§ **Objective**
Write out, word for word, the stretch of the records from the very start through the line that contains "y-tick-label: 50% xyxy=(62,257,96,276)", including that line.

.....

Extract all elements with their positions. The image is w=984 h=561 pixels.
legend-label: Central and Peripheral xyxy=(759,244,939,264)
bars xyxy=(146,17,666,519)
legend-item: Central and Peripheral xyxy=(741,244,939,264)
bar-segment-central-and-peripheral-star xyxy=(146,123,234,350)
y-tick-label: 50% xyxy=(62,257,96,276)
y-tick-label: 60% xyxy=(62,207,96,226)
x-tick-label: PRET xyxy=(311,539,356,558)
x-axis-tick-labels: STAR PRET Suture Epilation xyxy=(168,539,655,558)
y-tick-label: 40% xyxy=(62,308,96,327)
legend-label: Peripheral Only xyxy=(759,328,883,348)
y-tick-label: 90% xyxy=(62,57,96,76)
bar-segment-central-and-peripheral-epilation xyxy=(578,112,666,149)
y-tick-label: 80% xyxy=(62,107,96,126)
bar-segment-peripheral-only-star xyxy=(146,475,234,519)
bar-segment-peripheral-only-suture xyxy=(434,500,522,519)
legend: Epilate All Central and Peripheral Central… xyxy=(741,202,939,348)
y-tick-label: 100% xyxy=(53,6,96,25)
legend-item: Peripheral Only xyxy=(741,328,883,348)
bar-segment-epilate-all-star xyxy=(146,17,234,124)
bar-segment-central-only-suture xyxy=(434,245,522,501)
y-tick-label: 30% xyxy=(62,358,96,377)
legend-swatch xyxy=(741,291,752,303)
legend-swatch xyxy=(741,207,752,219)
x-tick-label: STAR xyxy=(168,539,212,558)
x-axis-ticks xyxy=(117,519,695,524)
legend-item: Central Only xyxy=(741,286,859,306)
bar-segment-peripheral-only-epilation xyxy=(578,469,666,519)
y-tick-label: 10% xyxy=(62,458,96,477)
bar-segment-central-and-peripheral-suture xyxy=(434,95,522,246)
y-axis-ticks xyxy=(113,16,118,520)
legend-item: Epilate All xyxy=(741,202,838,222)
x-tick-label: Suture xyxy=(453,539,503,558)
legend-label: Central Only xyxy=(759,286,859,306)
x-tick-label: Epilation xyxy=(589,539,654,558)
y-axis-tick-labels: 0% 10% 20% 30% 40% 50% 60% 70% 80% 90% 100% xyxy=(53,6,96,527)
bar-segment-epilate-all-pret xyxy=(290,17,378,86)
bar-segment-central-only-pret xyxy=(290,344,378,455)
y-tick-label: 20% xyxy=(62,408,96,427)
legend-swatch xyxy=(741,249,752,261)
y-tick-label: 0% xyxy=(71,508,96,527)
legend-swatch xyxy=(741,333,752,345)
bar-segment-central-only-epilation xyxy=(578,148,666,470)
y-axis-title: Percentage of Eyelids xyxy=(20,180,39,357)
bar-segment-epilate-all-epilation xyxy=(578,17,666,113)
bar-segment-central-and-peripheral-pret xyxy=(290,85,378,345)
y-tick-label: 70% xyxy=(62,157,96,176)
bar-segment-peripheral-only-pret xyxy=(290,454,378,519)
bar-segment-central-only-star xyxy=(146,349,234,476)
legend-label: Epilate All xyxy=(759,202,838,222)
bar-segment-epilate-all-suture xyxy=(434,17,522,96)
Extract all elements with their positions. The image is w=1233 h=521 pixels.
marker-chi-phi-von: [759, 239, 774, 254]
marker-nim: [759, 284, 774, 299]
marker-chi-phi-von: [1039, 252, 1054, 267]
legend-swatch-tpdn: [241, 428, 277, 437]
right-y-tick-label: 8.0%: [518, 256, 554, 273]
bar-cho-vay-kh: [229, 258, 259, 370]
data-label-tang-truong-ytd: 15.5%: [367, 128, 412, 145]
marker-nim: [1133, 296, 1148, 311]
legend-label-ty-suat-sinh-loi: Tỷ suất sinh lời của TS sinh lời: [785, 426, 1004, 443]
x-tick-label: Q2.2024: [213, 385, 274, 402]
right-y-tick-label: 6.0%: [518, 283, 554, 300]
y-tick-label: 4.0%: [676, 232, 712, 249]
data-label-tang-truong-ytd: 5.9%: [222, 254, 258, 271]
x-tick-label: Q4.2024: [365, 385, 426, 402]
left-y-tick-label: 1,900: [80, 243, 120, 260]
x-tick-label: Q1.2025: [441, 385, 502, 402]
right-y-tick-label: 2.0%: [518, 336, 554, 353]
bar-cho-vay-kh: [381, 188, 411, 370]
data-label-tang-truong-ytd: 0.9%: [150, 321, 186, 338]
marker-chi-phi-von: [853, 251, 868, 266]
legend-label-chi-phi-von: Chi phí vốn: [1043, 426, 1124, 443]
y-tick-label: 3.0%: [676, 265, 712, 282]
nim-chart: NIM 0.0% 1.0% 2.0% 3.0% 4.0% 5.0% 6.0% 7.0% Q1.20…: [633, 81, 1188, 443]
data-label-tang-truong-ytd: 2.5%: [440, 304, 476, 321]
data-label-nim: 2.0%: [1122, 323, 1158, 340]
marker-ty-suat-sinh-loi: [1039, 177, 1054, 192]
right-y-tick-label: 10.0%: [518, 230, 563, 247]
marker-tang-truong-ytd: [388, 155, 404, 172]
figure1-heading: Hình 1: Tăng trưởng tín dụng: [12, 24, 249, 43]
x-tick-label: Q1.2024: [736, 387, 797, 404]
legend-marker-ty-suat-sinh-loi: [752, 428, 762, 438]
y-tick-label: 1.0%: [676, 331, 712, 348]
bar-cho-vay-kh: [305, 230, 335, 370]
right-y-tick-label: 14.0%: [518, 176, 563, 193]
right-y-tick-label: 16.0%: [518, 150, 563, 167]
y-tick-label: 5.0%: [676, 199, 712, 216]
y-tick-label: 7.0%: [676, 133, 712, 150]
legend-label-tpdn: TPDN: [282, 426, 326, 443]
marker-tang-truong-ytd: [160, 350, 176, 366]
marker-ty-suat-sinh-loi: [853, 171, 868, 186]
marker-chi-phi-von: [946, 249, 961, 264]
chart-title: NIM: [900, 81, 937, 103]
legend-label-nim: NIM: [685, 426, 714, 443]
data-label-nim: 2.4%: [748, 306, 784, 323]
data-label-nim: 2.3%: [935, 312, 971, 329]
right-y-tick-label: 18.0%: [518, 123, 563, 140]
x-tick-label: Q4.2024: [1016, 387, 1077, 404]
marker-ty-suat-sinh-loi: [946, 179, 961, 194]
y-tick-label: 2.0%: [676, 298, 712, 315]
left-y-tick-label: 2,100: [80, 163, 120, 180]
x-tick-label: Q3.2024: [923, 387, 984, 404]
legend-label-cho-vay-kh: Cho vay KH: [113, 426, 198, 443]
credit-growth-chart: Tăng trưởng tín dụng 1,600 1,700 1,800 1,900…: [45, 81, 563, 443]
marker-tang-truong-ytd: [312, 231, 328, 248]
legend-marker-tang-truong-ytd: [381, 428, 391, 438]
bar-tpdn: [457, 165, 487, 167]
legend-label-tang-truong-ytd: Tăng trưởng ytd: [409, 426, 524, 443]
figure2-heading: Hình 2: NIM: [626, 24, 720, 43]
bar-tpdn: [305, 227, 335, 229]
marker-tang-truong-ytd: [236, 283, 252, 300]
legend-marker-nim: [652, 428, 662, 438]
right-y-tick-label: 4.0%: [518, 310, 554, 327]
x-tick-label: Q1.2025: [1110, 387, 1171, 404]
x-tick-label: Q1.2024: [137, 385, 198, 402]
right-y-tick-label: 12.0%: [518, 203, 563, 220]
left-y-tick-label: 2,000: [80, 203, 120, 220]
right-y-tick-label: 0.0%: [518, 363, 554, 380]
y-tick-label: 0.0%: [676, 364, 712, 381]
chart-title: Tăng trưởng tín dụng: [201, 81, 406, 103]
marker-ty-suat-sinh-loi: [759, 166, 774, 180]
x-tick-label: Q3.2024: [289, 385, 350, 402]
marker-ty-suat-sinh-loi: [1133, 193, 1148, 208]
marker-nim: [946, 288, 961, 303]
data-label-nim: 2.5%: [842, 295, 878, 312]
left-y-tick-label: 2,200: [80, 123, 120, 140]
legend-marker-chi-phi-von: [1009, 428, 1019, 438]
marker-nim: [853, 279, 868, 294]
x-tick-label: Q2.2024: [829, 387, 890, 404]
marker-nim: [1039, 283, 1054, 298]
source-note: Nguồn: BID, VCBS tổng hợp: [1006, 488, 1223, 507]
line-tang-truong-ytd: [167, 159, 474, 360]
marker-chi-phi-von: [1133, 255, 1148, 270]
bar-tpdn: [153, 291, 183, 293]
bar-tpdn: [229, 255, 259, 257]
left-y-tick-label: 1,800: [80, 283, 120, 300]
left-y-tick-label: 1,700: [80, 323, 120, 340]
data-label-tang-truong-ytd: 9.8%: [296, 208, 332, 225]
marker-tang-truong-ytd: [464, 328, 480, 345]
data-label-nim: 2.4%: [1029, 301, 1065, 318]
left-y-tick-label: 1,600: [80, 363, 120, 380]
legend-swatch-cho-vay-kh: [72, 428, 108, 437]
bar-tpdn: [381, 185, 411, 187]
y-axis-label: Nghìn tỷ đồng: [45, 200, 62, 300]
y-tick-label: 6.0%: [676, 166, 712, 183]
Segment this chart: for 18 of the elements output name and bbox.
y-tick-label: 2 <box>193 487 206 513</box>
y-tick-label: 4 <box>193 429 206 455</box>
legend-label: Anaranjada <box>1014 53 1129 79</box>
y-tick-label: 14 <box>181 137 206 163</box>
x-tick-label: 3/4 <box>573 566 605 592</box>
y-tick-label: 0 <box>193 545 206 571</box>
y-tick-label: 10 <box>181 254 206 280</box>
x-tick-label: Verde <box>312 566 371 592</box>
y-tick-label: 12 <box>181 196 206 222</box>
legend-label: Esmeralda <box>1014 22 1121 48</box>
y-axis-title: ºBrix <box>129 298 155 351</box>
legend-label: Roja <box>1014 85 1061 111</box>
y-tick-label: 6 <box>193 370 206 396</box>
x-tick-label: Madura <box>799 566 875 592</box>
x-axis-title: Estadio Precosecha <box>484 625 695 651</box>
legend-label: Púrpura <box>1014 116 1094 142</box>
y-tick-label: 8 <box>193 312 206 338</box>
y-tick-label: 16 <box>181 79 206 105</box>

.....

§ **Response below**
Extract all elements with their positions. The image is w=984 h=561 pixels.
legend-label: Central and Peripheral xyxy=(759,244,939,264)
bars xyxy=(146,17,666,519)
legend-item: Central and Peripheral xyxy=(741,244,939,264)
bar-segment-central-and-peripheral-star xyxy=(146,123,234,350)
y-tick-label: 50% xyxy=(62,257,96,276)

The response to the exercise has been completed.